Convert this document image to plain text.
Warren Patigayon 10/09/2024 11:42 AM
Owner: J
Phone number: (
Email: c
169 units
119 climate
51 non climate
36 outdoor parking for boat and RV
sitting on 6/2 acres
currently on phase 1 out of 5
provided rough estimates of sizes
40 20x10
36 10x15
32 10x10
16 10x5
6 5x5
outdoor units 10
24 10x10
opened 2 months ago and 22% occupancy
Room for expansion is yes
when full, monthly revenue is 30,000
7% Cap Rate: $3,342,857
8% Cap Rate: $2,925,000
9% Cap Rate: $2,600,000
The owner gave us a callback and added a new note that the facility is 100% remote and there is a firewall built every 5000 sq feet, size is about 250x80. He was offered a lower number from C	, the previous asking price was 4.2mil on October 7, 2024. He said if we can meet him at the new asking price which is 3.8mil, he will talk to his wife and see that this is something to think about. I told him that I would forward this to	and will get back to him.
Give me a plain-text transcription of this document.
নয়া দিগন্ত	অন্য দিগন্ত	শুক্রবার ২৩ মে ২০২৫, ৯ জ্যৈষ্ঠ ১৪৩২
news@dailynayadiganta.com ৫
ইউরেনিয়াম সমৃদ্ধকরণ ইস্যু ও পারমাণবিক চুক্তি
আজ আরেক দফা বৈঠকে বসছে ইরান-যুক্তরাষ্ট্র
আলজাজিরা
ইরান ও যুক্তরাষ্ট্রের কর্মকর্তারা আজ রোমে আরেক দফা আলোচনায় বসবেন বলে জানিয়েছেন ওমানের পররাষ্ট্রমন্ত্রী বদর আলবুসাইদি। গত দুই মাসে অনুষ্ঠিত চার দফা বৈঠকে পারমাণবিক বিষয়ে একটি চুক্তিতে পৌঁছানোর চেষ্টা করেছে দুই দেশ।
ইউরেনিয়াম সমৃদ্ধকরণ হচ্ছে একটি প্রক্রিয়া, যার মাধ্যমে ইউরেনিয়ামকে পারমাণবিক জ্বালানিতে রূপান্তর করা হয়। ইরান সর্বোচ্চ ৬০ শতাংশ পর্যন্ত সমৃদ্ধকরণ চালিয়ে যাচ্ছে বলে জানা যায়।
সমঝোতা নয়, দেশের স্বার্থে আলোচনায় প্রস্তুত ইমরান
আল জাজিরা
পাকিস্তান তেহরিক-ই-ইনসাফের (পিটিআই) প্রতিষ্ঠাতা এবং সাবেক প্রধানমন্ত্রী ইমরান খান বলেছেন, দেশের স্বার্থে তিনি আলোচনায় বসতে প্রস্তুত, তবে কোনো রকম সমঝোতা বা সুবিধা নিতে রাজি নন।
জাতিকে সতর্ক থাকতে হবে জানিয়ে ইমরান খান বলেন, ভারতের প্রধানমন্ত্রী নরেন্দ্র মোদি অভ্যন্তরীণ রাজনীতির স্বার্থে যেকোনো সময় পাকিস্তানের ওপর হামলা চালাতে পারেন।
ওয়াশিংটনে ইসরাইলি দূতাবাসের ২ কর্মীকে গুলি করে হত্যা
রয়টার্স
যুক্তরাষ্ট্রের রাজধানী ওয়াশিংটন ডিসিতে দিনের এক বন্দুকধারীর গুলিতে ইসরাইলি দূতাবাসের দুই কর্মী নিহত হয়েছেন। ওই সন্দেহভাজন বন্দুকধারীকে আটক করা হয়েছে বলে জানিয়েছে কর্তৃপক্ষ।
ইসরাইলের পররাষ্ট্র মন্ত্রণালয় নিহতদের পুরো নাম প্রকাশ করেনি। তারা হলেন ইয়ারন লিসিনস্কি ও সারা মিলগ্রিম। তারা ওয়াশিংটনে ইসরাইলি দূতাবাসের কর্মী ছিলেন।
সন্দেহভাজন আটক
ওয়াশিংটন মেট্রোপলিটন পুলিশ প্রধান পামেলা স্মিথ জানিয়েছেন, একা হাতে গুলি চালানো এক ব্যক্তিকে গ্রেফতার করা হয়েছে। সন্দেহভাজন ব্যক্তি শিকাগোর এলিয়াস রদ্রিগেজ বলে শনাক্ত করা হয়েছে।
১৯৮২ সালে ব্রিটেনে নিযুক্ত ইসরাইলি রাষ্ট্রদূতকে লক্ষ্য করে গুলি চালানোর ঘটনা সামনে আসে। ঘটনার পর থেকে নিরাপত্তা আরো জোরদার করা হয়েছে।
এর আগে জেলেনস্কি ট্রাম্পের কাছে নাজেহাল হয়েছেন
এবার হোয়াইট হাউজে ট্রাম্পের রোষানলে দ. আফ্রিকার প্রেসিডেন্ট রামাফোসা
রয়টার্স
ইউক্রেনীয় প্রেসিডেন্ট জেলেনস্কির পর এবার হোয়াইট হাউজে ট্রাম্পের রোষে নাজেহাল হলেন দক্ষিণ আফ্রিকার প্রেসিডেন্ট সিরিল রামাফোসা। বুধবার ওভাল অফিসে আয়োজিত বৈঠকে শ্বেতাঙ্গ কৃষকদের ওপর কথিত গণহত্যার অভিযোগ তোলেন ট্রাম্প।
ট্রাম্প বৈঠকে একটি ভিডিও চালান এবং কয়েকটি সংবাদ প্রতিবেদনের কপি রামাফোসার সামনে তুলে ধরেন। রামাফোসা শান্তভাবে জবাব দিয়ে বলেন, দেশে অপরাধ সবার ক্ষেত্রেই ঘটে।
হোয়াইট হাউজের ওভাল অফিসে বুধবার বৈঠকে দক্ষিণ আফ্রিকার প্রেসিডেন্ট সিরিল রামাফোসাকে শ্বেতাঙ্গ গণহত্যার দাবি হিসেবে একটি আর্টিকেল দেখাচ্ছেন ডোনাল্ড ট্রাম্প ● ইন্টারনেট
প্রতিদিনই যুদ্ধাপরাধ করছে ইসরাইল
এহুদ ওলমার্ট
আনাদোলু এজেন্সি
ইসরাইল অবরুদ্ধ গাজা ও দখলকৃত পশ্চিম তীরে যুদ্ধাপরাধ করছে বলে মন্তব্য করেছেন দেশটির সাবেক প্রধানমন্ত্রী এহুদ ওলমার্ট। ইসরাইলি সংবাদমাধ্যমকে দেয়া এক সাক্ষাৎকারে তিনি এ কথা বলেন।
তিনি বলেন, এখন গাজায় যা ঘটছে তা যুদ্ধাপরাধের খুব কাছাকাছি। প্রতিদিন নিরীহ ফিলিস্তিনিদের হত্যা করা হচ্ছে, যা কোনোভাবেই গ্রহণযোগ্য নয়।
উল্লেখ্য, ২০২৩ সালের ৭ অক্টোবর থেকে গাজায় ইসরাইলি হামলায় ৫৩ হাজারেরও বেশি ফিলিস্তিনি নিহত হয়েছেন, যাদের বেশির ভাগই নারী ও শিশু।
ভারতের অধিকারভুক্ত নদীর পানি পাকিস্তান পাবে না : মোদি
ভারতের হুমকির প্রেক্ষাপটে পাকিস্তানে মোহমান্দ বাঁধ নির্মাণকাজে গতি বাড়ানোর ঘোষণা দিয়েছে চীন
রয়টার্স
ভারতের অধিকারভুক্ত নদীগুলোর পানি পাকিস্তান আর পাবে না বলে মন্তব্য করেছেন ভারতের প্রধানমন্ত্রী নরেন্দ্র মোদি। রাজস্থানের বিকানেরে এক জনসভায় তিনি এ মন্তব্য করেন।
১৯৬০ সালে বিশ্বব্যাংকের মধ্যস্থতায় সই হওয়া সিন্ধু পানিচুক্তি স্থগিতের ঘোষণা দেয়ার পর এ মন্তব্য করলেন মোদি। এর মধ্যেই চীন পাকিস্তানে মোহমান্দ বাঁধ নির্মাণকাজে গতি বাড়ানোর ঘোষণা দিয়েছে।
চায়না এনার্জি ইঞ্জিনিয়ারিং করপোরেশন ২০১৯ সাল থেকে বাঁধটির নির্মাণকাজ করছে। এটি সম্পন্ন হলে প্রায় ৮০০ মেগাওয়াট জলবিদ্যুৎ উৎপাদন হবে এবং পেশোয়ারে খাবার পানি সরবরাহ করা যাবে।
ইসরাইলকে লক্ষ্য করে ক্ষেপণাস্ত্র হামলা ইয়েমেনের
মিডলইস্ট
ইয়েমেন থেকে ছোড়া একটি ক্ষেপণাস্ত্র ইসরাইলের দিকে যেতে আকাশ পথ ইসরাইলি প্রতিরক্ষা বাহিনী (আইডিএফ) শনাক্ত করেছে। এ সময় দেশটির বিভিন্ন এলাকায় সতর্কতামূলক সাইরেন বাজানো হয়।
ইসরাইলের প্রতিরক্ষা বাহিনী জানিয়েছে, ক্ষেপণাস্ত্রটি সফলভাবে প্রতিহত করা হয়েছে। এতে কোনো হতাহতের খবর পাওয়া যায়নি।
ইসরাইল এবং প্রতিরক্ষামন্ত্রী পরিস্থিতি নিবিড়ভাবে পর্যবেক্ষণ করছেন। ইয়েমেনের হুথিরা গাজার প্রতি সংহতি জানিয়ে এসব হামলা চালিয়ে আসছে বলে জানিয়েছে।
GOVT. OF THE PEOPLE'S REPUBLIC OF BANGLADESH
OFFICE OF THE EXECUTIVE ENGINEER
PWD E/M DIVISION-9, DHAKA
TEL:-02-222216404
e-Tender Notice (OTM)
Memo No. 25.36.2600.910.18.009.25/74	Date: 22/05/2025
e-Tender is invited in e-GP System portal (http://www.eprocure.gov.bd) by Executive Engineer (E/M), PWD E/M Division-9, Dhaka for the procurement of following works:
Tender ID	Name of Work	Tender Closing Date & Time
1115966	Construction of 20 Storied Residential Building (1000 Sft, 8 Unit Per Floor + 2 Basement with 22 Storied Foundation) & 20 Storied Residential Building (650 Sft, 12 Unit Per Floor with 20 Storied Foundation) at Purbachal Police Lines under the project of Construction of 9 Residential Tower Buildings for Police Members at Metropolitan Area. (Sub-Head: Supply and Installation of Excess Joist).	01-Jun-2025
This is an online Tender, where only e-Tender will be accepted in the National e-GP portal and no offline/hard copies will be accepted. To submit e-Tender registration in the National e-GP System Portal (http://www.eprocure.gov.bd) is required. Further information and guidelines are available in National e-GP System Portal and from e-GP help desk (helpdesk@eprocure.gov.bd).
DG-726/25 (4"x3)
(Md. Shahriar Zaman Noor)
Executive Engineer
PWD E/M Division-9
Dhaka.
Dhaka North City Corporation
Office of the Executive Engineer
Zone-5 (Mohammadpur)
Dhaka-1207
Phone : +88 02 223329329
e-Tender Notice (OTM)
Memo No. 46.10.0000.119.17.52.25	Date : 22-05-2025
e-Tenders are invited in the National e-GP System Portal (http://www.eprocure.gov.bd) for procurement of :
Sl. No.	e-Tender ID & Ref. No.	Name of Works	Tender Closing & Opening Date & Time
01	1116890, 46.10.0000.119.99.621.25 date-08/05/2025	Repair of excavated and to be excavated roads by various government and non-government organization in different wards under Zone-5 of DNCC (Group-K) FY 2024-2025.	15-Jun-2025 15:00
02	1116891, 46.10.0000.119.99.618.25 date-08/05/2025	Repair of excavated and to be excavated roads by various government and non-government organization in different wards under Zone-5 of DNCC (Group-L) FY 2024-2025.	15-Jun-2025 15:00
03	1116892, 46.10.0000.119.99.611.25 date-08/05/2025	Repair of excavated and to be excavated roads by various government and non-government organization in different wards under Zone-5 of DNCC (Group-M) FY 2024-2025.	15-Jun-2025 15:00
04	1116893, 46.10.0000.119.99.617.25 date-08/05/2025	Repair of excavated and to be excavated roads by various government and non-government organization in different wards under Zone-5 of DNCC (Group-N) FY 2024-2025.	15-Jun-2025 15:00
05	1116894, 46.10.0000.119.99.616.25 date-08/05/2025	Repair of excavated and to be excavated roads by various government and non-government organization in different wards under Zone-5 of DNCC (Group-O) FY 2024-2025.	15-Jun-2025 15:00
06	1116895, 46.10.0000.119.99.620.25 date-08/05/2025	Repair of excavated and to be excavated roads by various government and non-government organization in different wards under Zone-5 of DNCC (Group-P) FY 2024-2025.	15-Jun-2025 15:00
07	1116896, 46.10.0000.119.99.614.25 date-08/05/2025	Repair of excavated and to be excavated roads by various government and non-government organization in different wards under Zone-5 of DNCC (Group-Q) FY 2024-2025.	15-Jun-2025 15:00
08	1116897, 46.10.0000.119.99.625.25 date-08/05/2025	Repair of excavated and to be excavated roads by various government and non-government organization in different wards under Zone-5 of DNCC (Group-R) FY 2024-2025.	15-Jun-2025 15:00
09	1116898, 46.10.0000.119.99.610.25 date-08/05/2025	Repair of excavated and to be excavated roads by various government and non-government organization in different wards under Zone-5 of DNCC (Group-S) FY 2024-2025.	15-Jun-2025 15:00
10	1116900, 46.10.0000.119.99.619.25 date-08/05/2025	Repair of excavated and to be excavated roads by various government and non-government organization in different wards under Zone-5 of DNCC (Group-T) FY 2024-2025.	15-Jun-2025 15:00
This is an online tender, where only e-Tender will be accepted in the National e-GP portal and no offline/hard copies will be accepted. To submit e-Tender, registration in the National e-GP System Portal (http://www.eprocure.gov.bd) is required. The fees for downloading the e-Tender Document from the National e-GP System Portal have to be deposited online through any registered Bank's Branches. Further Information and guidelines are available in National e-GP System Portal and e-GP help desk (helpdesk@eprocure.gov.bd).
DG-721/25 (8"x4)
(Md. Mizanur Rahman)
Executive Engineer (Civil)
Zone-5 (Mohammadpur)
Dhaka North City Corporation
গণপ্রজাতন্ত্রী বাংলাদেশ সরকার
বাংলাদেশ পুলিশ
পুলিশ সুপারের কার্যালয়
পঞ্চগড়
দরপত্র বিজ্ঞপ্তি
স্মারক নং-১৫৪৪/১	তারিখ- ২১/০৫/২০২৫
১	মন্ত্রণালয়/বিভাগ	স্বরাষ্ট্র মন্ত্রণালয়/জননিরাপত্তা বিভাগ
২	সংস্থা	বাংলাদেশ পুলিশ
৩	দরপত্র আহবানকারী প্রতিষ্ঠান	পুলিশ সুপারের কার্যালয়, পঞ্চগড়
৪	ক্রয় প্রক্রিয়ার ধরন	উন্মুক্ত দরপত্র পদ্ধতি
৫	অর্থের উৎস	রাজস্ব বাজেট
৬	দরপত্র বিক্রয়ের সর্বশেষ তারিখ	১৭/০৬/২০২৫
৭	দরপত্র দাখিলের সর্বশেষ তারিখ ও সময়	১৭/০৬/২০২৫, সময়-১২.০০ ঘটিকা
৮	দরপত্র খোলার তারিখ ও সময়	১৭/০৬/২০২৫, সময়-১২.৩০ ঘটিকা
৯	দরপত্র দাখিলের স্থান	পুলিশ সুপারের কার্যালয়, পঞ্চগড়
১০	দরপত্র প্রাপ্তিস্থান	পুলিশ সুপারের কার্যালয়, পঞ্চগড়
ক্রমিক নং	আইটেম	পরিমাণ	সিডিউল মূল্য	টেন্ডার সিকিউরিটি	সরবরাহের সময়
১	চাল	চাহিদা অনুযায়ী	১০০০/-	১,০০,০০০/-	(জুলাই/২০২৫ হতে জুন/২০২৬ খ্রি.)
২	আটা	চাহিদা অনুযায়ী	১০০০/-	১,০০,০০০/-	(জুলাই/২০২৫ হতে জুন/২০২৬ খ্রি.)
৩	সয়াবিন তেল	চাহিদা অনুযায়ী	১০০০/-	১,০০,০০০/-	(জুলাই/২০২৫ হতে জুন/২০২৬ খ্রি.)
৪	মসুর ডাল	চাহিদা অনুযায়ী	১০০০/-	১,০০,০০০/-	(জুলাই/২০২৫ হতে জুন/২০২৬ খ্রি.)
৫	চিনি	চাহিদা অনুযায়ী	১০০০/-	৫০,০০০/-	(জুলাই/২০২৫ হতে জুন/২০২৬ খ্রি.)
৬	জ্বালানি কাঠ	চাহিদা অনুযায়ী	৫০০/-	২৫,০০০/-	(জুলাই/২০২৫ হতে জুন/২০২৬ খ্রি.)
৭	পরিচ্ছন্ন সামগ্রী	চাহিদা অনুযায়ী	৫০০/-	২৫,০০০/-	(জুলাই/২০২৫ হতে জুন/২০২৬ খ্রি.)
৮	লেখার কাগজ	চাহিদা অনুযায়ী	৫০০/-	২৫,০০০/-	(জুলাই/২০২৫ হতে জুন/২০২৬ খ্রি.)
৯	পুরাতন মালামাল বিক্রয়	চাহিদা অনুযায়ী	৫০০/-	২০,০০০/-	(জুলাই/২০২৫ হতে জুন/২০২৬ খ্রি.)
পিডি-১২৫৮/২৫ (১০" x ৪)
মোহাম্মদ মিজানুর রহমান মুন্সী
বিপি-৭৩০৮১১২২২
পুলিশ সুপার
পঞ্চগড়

TASK DESCRIPTION: Using the listing above, return all lines where the word "hard" occurs.

EXERCISE RESPONSE:
This is an online Tender, where only e-Tender will be accepted in the National e-GP portal and no offline/hard copies will be accepted. To submit e-Tender registration in the National e-GP System Portal (http://www.eprocure.gov.bd) is required. Further information and guidelines are available in National e-GP System Portal and from e-GP help desk (helpdesk@eprocure.gov.bd).
This is an online tender, where only e-Tender will be accepted in the National e-GP portal and no offline/hard copies will be accepted. To submit e-Tender, registration in the National e-GP System Portal (http://www.eprocure.gov.bd) is required. The fees for downloading the e-Tender Document from the National e-GP System Portal have to be deposited online through any registered Bank's Branches. Further Information and guidelines are available in National e-GP System Portal and e-GP help desk (helpdesk@eprocure.gov.bd).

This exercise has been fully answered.